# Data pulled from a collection
____

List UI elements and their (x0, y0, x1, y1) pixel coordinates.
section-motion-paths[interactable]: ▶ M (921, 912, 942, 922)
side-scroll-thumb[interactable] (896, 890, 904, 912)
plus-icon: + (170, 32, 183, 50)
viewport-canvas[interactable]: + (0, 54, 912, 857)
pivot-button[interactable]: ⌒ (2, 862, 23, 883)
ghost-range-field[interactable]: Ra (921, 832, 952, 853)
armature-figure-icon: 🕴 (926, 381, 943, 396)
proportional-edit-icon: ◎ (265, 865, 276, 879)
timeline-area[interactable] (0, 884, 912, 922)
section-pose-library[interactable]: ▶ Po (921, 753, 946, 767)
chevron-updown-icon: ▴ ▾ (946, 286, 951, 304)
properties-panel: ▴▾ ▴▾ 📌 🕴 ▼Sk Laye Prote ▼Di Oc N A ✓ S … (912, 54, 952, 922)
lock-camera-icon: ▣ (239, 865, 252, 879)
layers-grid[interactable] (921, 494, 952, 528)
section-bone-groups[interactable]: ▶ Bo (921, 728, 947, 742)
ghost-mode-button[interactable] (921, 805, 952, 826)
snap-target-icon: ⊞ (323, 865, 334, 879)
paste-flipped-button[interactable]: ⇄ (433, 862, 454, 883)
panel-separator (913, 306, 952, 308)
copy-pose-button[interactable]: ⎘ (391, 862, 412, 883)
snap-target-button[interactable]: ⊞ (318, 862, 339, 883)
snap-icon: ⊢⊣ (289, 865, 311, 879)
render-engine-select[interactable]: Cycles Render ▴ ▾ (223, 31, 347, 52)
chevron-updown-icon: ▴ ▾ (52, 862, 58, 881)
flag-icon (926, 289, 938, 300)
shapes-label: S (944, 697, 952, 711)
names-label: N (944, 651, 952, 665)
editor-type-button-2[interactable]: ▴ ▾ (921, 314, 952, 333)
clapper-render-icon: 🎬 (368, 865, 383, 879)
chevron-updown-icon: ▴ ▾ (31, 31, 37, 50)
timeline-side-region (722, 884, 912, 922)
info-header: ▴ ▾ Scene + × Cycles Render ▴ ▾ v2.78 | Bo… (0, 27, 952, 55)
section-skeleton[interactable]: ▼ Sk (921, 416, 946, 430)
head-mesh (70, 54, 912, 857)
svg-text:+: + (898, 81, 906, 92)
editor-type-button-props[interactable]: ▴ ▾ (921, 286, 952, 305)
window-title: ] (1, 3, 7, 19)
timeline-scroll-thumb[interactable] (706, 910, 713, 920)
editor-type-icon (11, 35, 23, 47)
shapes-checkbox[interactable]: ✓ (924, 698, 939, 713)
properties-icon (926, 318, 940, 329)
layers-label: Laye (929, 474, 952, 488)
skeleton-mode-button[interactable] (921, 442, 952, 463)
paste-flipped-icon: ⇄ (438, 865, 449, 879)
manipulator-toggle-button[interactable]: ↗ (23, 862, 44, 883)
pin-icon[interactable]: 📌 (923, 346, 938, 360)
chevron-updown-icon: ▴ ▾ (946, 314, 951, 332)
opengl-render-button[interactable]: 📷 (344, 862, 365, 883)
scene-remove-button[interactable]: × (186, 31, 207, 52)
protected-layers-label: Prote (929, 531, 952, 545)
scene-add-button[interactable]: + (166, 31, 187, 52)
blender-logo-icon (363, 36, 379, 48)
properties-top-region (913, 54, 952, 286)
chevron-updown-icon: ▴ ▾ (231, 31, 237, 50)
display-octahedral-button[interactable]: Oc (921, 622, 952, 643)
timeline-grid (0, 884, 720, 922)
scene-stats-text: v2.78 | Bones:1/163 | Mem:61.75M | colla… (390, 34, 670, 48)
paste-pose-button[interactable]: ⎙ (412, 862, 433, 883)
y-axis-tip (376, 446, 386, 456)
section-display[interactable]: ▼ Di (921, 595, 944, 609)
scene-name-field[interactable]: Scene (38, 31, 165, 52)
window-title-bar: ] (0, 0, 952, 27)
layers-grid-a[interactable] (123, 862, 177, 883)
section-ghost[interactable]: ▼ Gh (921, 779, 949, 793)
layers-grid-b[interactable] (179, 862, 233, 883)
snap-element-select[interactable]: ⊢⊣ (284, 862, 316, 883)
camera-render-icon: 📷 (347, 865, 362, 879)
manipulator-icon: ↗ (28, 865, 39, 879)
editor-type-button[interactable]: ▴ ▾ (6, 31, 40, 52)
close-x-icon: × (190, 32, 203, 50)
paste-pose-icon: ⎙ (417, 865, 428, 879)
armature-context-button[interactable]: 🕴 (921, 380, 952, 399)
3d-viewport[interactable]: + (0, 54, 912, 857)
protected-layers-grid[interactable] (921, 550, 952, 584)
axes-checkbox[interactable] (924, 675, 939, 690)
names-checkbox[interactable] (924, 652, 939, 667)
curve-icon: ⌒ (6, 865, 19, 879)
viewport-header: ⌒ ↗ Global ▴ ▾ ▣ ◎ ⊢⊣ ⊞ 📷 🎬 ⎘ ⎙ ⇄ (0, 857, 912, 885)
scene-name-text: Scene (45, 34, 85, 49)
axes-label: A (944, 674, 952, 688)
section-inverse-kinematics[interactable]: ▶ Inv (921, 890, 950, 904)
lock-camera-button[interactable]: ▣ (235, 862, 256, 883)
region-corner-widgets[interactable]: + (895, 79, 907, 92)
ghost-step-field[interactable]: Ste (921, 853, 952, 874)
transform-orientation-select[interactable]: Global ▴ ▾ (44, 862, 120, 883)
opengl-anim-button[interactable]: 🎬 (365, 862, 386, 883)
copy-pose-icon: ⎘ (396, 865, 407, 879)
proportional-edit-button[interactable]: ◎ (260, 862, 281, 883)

____

# PROMPT
Rewrite the records from their first line through the line containing "pivot-button[interactable]: ⌒ (2, 862, 23, 883)", swapping "plus-icon" for "add-icon" and keeping everything else the same.

# SOLUTION BELOW
List UI elements and their (x0, y0, x1, y1) pixel coordinates.
section-motion-paths[interactable]: ▶ M (921, 912, 942, 922)
side-scroll-thumb[interactable] (896, 890, 904, 912)
add-icon: + (170, 32, 183, 50)
viewport-canvas[interactable]: + (0, 54, 912, 857)
pivot-button[interactable]: ⌒ (2, 862, 23, 883)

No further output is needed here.